◆ **Problem to work on**
Copy out each line that mentions the word "данных".

begin

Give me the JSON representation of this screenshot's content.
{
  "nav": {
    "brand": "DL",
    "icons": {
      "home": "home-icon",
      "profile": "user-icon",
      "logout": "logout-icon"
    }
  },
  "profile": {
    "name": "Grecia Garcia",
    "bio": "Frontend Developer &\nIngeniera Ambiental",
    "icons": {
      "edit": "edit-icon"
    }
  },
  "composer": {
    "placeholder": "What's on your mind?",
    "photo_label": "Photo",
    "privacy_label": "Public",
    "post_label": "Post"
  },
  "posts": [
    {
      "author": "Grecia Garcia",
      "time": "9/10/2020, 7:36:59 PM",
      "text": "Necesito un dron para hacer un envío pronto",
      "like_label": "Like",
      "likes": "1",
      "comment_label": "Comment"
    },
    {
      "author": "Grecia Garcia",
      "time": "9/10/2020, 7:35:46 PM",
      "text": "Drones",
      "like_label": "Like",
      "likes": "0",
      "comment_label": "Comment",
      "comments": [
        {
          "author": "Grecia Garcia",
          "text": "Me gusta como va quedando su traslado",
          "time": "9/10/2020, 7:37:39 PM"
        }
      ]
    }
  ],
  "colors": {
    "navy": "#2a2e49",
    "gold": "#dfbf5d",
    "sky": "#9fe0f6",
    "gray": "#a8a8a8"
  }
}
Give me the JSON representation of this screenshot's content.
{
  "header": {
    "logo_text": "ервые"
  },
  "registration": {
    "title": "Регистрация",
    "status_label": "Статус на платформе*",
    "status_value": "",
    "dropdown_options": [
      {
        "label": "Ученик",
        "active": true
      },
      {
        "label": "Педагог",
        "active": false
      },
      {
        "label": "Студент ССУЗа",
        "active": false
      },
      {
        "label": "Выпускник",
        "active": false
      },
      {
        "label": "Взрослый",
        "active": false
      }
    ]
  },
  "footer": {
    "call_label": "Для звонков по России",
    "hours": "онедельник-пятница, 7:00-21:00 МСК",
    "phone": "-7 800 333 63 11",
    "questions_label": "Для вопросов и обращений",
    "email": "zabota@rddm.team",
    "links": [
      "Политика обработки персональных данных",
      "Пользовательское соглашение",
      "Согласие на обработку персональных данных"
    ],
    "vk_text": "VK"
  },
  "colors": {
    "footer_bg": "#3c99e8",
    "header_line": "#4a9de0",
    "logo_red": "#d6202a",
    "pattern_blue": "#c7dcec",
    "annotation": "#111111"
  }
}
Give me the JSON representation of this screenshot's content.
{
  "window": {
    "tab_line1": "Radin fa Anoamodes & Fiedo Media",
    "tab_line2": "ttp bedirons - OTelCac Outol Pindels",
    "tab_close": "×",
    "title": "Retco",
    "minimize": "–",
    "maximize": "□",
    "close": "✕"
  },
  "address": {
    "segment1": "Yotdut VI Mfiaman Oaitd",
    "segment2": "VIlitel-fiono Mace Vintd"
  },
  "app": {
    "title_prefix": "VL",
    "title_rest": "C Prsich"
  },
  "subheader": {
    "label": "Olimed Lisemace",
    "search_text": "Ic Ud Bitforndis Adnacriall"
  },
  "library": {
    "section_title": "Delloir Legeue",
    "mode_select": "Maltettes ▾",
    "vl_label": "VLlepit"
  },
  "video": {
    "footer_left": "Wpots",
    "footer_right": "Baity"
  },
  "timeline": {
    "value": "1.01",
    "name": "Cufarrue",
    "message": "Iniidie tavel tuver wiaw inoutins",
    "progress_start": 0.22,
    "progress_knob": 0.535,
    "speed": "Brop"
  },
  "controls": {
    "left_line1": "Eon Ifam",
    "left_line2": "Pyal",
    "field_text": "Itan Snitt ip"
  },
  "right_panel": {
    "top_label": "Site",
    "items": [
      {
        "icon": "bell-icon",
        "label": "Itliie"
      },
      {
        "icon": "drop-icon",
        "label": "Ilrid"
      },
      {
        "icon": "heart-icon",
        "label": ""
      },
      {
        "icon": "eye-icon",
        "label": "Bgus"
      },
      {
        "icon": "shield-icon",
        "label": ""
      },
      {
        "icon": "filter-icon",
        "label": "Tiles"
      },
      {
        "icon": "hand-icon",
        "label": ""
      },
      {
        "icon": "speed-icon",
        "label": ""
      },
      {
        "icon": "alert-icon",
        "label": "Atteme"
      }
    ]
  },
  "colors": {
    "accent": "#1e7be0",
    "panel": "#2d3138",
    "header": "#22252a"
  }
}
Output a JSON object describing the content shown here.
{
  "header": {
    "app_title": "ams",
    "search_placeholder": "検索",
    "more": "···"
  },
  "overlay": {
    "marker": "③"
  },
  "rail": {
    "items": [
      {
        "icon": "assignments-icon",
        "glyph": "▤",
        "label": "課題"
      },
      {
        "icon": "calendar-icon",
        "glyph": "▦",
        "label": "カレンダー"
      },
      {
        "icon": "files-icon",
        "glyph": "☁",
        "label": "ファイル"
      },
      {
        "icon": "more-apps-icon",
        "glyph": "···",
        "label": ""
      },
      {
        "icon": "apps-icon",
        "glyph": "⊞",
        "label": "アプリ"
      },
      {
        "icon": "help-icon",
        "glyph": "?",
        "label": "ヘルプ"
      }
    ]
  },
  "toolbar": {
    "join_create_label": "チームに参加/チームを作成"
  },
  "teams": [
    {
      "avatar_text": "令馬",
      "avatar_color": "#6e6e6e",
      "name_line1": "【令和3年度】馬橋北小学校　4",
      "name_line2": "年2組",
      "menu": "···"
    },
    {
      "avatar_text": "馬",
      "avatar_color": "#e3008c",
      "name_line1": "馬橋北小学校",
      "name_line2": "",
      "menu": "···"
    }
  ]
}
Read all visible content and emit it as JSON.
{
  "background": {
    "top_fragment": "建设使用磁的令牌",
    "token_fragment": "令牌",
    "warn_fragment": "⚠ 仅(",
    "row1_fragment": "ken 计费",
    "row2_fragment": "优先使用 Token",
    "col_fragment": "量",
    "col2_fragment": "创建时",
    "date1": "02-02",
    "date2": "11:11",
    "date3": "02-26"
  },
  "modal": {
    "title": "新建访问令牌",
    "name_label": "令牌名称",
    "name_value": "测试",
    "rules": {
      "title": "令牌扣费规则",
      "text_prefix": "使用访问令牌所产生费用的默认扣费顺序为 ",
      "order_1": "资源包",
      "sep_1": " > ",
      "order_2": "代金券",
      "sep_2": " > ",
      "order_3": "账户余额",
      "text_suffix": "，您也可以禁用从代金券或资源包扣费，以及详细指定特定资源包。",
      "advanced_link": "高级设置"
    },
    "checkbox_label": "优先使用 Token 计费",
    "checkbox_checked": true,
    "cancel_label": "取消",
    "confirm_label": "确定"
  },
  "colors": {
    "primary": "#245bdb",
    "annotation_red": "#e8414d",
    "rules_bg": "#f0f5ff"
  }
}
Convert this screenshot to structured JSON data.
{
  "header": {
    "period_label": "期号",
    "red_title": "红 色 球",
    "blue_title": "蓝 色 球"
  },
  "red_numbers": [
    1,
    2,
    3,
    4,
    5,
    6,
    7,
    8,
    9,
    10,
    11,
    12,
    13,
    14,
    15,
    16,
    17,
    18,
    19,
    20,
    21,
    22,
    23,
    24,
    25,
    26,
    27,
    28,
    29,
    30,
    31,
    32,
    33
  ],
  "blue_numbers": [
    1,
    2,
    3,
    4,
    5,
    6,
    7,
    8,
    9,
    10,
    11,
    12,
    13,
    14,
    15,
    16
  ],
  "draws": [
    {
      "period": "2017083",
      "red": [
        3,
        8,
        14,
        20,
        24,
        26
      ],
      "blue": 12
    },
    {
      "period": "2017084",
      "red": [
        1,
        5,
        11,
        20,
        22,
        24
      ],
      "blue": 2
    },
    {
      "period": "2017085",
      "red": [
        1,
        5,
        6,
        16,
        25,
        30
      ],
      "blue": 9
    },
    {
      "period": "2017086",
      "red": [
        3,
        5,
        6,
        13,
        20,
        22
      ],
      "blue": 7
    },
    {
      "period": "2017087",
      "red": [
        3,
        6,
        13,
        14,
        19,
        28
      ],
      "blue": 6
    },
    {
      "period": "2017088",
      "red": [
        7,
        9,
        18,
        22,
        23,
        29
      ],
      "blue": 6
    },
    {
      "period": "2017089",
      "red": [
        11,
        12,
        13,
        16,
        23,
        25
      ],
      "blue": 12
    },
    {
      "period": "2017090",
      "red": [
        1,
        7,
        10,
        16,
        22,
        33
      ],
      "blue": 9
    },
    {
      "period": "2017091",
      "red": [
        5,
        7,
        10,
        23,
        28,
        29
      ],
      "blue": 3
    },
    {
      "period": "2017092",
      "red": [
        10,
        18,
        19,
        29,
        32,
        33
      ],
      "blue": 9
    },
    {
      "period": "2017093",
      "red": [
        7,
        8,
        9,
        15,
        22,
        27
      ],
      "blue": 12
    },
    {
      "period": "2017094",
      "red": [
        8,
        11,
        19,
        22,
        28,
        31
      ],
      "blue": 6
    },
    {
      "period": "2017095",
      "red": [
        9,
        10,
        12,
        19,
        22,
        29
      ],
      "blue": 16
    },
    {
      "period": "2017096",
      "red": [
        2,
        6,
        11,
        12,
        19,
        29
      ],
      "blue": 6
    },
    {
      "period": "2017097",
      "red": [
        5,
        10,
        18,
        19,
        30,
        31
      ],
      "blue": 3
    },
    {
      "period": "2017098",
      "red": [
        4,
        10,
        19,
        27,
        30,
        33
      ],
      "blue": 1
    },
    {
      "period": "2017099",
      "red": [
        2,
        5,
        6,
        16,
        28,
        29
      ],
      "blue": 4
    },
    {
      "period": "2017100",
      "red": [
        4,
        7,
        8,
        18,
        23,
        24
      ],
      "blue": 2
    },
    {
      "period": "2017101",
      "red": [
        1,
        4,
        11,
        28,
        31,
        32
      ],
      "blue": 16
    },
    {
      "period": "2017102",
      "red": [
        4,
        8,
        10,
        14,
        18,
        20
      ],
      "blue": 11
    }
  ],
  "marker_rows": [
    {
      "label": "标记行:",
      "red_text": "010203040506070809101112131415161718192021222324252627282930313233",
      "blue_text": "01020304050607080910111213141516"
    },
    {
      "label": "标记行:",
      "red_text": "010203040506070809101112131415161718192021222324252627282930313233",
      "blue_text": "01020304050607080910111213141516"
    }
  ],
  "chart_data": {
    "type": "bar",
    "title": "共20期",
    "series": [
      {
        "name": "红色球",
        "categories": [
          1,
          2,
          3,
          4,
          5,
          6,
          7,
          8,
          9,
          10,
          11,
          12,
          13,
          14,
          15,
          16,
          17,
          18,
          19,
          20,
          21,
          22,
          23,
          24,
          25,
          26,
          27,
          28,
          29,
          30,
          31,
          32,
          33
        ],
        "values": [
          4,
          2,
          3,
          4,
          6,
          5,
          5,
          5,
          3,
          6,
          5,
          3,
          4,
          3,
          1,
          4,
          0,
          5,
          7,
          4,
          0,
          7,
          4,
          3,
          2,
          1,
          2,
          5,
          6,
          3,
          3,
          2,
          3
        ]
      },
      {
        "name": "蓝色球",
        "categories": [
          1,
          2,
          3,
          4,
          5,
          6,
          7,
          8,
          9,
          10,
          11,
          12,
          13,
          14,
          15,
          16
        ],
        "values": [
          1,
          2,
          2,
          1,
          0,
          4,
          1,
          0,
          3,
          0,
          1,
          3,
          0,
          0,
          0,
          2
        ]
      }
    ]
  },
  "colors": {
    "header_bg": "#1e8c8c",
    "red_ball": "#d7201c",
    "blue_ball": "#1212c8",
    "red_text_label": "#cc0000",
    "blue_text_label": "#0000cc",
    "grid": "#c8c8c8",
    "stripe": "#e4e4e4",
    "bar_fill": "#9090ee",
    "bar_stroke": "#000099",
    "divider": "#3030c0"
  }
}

end

◆ **Answer to the exercise**
      "Политика обработки персональных данных",
      "Согласие на обработку персональных данных"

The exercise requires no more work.